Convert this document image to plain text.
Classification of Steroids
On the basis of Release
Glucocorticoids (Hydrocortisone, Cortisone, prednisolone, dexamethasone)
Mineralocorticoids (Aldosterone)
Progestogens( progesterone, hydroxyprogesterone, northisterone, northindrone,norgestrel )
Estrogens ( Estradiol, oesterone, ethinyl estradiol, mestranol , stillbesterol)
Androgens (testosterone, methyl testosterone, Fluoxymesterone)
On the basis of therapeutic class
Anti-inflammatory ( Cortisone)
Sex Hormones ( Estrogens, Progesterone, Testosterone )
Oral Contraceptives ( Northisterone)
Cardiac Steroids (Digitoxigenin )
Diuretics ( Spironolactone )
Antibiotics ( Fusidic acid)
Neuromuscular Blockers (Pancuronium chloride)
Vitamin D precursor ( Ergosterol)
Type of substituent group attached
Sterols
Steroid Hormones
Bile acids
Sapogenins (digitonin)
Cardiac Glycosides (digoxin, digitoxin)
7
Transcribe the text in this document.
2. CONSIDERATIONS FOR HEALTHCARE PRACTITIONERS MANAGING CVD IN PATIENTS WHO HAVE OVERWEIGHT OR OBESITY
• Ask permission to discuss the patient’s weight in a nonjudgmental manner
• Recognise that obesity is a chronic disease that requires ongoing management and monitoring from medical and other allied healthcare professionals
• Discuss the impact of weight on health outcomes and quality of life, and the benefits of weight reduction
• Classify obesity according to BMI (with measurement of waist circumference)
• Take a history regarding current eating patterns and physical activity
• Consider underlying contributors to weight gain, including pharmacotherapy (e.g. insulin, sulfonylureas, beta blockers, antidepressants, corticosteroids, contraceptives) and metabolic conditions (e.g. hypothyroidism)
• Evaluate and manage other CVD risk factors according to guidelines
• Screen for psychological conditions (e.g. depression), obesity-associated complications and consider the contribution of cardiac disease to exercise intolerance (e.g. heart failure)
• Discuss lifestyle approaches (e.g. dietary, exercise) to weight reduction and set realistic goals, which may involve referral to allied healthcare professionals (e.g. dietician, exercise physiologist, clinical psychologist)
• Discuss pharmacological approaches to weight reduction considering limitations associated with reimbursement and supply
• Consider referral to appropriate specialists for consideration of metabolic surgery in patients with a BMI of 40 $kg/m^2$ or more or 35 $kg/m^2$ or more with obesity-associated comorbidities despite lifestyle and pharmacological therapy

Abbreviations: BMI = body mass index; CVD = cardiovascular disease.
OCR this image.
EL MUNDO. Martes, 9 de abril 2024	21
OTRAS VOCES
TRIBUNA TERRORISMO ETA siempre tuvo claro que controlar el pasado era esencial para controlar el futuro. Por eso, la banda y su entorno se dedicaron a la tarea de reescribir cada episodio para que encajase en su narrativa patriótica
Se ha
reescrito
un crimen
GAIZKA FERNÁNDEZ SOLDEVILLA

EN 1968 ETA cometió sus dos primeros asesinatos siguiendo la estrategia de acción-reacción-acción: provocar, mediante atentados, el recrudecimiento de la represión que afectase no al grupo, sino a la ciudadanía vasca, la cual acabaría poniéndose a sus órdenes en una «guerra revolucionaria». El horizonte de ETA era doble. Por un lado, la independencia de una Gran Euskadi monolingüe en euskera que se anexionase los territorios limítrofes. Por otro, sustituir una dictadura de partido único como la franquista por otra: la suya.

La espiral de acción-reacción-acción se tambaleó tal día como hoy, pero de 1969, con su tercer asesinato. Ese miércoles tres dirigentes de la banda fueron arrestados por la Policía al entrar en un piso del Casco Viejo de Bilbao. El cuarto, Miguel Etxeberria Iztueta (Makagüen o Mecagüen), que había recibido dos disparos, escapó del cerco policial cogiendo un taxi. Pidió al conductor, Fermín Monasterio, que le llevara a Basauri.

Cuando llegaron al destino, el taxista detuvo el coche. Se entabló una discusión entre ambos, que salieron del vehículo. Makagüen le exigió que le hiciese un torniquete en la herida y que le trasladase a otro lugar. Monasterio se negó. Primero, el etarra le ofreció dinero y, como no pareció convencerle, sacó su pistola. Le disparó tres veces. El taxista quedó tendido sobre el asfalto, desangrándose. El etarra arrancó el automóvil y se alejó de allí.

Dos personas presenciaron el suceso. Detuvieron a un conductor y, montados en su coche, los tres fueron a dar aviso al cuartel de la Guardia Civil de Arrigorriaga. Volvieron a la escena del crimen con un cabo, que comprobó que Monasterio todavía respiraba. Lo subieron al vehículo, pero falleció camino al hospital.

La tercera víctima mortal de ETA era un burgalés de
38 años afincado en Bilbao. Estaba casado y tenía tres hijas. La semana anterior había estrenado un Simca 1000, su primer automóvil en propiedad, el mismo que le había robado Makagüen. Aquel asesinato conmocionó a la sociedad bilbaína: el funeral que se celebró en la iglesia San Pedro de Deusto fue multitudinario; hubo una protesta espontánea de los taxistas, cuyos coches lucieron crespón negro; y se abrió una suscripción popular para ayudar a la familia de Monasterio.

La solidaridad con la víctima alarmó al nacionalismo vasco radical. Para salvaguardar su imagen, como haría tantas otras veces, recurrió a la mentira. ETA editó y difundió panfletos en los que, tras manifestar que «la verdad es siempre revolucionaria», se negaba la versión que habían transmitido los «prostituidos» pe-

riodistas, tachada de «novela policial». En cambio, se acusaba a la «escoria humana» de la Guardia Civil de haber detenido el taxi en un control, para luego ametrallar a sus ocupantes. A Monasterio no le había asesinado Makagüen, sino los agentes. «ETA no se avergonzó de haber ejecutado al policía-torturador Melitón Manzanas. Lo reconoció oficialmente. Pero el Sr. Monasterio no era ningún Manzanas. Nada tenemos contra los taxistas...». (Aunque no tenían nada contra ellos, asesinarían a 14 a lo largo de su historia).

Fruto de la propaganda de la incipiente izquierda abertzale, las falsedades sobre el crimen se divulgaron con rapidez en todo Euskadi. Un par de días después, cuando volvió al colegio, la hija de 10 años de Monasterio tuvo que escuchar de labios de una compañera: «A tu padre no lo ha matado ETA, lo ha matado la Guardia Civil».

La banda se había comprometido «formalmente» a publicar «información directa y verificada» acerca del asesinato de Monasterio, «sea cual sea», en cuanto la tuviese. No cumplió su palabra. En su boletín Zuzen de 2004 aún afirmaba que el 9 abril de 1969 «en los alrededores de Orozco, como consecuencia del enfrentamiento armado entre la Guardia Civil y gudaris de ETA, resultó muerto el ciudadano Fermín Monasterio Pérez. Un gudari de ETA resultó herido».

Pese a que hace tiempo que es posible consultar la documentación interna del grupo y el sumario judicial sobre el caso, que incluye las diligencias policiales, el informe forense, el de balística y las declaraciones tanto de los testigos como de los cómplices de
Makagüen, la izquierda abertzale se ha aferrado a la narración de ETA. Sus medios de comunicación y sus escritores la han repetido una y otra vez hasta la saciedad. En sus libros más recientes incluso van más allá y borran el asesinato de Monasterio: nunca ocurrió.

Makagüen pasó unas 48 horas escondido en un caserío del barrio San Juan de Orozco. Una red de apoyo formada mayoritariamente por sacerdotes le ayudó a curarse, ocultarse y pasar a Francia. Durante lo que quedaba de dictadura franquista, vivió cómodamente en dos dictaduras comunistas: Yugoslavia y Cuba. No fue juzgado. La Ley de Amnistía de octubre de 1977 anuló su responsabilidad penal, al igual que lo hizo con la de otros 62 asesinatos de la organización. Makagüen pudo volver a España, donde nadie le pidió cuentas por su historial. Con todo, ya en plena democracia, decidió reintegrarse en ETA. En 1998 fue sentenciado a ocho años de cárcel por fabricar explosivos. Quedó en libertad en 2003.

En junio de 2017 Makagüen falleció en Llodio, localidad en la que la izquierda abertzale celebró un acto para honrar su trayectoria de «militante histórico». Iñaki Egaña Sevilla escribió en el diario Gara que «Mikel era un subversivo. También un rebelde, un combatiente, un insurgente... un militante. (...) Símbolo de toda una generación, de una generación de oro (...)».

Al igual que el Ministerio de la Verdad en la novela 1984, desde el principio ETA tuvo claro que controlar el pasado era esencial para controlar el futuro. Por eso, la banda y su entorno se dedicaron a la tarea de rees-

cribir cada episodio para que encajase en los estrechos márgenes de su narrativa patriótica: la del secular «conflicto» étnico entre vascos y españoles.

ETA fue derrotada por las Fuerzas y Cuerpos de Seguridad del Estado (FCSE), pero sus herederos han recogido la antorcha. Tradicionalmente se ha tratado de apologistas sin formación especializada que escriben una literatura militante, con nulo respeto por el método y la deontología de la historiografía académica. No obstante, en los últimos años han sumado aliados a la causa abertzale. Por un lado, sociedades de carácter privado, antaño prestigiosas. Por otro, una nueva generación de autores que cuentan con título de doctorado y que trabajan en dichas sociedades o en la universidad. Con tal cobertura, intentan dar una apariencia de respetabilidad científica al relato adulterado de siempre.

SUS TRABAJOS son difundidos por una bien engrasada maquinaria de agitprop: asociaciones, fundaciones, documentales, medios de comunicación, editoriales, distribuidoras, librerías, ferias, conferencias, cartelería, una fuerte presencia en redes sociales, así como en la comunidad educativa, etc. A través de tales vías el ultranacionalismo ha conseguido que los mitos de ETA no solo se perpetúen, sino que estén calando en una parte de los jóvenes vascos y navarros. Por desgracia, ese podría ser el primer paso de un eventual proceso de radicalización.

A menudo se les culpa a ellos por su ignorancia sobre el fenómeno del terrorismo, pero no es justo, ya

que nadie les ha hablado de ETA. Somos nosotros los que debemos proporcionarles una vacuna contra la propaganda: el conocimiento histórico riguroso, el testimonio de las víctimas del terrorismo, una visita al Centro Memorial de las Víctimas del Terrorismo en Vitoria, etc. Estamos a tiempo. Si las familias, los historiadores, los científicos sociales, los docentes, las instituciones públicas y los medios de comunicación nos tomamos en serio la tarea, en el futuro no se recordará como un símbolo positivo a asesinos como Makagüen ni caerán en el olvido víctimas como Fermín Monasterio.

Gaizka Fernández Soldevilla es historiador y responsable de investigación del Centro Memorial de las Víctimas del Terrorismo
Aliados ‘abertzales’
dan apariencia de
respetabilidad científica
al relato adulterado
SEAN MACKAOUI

= = = = =

> [WORK TO BE COMPLETED]: Count how many lines of the listing above include the word "Hormones", then reply with that count and no other text.

> [OUTPUT FOR THIS EXERCISE]: 2